What the task asks
Work through the data line by line, gathering every line that has the word "result".

* Start *

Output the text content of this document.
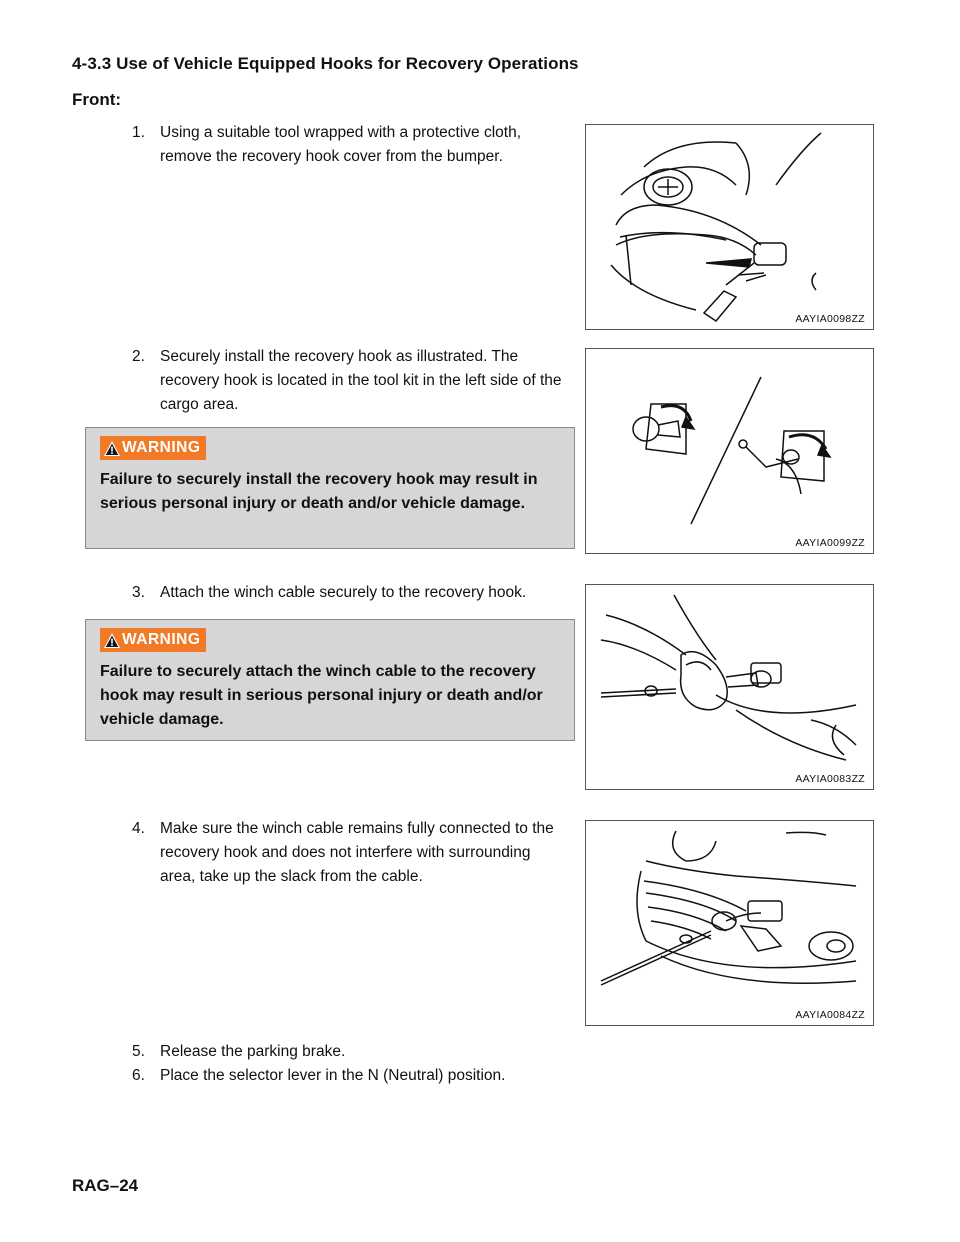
4-3.3 Use of Vehicle Equipped Hooks for Recovery Operations
Front:
1. Using a suitable tool wrapped with a protective cloth, remove the recovery hook cover from the bumper.
2. Securely install the recovery hook as illustrated. The recovery hook is located in the tool kit in the left side of the cargo area.
WARNING
Failure to securely install the recovery hook may result in serious personal injury or death and/or vehicle damage.
3. Attach the winch cable securely to the recovery hook.
WARNING
Failure to securely attach the winch cable to the recovery hook may result in serious personal injury or death and/or vehicle damage.
4. Make sure the winch cable remains fully connected to the recovery hook and does not interfere with surrounding area, take up the slack from the cable.
5. Release the parking brake.
6. Place the selector lever in the N (Neutral) position.
AAYIA0098ZZ
AAYIA0099ZZ
AAYIA0083ZZ
AAYIA0084ZZ
RAG–24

* End *

The response
Failure to securely install the recovery hook may result in serious personal injury or death and/or vehicle damage.
Failure to securely attach the winch cable to the recovery hook may result in serious personal injury or death and/or vehicle damage.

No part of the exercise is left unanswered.